A block of data:
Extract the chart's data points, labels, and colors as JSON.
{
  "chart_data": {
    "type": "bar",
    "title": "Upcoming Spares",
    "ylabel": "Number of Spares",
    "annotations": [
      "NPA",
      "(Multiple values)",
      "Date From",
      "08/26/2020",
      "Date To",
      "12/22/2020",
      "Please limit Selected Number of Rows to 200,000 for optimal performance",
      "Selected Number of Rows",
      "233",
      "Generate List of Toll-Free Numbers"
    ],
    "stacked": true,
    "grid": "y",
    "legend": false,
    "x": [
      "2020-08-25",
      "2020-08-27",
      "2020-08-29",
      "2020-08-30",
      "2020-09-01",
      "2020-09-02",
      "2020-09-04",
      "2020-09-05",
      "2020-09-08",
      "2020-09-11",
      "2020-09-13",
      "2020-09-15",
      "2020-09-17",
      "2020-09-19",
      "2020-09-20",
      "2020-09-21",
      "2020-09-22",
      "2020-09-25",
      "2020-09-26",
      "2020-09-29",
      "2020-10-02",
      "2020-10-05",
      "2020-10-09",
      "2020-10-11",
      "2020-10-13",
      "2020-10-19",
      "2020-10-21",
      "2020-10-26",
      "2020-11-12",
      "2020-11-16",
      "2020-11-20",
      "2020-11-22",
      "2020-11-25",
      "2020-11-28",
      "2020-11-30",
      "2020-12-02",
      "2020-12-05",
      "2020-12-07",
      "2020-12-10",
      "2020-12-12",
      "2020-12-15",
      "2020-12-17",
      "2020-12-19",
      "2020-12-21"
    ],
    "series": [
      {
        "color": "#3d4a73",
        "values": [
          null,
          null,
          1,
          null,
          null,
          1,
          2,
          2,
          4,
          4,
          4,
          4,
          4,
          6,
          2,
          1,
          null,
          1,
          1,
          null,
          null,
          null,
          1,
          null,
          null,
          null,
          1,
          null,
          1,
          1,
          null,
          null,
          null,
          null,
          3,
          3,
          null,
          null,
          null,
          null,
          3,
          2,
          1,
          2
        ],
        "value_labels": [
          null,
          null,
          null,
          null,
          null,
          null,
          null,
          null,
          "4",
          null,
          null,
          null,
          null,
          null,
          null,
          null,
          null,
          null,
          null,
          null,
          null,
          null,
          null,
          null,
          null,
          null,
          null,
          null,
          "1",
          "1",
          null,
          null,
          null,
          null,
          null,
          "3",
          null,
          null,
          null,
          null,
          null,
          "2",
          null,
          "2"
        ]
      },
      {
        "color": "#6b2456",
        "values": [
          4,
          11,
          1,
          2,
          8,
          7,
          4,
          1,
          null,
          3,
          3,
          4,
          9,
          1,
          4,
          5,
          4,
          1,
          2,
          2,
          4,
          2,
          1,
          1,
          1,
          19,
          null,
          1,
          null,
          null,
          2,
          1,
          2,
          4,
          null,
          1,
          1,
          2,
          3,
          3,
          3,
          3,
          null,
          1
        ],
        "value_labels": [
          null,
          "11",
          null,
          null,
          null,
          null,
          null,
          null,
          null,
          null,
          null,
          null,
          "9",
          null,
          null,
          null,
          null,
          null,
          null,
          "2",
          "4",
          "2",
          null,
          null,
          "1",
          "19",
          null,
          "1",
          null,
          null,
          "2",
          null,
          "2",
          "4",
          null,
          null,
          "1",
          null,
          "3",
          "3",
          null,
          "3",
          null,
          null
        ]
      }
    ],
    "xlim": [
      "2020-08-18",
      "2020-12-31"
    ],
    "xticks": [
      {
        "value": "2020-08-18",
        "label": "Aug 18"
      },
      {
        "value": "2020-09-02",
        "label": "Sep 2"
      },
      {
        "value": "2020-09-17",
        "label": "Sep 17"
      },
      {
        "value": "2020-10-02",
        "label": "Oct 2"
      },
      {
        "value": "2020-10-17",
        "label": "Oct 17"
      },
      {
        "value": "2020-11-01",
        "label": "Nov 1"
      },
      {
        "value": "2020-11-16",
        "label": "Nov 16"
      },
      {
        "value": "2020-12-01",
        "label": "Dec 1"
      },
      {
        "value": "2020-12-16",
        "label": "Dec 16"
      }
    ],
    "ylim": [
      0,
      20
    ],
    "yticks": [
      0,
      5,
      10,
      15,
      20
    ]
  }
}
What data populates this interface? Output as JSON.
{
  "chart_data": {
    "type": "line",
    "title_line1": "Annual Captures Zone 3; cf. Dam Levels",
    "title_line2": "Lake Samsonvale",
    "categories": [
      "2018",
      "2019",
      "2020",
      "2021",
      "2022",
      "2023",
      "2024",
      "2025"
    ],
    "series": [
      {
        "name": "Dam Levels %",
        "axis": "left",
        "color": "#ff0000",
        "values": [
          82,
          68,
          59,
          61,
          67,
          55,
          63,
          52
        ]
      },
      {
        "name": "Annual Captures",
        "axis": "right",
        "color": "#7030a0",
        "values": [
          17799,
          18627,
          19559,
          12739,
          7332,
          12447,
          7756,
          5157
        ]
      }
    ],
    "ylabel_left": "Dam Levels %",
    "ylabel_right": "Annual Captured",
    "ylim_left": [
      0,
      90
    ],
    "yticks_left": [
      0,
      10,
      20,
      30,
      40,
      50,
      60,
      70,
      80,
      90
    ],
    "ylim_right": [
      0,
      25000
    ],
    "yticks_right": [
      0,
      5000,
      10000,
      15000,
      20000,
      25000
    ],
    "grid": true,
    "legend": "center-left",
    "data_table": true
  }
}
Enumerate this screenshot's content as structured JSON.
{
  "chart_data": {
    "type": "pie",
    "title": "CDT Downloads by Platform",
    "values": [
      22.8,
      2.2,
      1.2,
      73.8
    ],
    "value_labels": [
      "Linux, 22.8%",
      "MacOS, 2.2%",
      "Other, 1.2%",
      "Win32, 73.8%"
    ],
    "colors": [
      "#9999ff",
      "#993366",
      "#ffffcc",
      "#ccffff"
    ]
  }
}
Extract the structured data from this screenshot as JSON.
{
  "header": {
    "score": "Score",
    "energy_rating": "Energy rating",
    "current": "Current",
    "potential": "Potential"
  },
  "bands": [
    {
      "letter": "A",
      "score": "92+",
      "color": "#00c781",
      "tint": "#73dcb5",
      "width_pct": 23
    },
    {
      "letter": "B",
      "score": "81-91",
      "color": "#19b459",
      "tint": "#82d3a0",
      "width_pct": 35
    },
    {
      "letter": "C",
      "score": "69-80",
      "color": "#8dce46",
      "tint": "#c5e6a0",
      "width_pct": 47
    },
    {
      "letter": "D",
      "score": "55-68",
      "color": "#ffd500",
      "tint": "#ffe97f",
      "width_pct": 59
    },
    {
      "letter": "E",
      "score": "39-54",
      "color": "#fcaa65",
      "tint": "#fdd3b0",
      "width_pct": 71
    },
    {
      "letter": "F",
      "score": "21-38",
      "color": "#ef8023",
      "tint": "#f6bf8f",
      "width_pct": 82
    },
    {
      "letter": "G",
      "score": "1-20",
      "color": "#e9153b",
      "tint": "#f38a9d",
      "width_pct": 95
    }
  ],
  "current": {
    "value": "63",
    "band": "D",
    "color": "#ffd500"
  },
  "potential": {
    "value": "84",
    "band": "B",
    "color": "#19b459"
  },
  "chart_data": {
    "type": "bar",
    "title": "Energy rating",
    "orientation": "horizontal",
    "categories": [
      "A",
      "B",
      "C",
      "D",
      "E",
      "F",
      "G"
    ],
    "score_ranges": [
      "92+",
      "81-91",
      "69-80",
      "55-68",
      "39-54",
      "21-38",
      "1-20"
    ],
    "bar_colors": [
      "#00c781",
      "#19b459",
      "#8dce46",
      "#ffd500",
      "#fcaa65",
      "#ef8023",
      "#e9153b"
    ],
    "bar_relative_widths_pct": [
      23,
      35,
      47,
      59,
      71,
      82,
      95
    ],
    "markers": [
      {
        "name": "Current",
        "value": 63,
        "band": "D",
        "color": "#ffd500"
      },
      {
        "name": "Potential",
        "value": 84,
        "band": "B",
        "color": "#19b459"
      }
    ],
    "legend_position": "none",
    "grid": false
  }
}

**What you will do:** Collect the lines of the records that include the string "Selected".

**Response to this task:**
      "Please limit Selected Number of Rows to 200,000 for optimal performance",
      "Selected Number of Rows",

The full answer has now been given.